> _EXERCISE DATA_:
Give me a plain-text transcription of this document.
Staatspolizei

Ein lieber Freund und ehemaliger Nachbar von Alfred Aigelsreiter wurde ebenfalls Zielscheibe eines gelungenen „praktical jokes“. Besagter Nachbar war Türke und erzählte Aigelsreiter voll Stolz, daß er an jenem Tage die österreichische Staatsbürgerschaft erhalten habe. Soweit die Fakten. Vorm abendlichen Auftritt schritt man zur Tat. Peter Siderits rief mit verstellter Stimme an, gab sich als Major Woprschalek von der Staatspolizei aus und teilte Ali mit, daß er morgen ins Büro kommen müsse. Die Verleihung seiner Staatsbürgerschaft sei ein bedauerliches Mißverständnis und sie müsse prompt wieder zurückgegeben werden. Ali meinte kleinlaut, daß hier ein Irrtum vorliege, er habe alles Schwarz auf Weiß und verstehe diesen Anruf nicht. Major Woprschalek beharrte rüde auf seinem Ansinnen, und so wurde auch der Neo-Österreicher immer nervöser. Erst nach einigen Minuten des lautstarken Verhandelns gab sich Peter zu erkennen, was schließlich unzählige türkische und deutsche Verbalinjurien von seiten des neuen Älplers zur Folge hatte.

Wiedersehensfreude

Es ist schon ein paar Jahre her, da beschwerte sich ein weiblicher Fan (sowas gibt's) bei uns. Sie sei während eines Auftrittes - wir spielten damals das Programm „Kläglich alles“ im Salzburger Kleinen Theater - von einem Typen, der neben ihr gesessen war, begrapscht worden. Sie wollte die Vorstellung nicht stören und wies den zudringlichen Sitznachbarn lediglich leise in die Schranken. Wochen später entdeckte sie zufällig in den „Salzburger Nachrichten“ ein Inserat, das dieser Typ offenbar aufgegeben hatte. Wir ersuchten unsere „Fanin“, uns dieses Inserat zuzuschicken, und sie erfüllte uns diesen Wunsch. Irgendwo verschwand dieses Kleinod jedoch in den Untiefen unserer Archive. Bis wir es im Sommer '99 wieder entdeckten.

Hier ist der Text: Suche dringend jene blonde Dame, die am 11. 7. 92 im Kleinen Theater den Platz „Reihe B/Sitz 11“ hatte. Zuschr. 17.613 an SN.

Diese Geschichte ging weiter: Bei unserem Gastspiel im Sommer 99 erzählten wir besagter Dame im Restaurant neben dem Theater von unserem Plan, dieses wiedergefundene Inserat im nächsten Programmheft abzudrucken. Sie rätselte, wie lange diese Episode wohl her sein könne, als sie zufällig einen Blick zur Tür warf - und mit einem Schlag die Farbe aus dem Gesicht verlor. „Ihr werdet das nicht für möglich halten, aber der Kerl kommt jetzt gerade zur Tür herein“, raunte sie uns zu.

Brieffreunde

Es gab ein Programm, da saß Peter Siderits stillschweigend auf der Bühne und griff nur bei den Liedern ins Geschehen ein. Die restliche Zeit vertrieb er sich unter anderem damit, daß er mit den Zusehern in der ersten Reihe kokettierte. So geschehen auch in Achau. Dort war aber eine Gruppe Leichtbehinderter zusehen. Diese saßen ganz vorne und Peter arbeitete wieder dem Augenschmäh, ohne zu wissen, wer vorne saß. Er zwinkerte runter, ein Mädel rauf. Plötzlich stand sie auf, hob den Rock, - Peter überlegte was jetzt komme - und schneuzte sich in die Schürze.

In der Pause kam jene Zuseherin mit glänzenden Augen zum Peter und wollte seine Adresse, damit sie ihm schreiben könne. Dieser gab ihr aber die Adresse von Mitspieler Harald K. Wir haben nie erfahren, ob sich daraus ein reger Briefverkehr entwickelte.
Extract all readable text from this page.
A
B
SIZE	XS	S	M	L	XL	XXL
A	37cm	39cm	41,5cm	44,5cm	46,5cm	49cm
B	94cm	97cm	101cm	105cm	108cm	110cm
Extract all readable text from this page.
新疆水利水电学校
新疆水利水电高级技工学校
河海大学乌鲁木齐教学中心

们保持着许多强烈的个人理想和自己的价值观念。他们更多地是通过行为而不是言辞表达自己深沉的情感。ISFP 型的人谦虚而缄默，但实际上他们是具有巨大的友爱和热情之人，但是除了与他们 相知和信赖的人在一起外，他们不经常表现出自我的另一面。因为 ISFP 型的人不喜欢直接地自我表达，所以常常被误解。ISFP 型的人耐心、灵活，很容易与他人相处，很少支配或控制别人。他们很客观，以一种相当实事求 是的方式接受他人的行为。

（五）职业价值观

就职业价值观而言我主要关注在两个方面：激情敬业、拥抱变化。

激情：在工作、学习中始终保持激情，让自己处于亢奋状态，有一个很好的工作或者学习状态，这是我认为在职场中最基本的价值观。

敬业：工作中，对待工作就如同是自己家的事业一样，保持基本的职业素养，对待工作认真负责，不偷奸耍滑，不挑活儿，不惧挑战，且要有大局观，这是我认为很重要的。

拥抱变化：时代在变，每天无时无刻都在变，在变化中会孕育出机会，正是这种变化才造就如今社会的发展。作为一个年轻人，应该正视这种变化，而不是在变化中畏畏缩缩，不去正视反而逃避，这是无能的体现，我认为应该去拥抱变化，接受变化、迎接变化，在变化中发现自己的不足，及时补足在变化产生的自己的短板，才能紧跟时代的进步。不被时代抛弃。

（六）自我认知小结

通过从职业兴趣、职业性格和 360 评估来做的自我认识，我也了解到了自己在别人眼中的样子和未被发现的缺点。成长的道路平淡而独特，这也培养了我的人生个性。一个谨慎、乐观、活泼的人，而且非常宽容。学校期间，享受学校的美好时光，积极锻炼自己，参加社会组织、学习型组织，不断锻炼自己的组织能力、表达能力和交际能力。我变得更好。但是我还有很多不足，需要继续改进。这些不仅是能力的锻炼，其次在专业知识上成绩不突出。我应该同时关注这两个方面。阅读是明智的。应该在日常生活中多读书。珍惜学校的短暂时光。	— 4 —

> _GOAL_:
Gather all lines with the string "jetzt" from the data.

> _ANSWER TO THIS PROBLEM_:
Diese Geschichte ging weiter: Bei unserem Gastspiel im Sommer 99 erzählten wir besagter Dame im Restaurant neben dem Theater von unserem Plan, dieses wiedergefundene Inserat im nächsten Programmheft abzudrucken. Sie rätselte, wie lange diese Episode wohl her sein könne, als sie zufällig einen Blick zur Tür warf - und mit einem Schlag die Farbe aus dem Gesicht verlor. „Ihr werdet das nicht für möglich halten, aber der Kerl kommt jetzt gerade zur Tür herein“, raunte sie uns zu.
Es gab ein Programm, da saß Peter Siderits stillschweigend auf der Bühne und griff nur bei den Liedern ins Geschehen ein. Die restliche Zeit vertrieb er sich unter anderem damit, daß er mit den Zusehern in der ersten Reihe kokettierte. So geschehen auch in Achau. Dort war aber eine Gruppe Leichtbehinderter zusehen. Diese saßen ganz vorne und Peter arbeitete wieder dem Augenschmäh, ohne zu wissen, wer vorne saß. Er zwinkerte runter, ein Mädel rauf. Plötzlich stand sie auf, hob den Rock, - Peter überlegte was jetzt komme - und schneuzte sich in die Schürze.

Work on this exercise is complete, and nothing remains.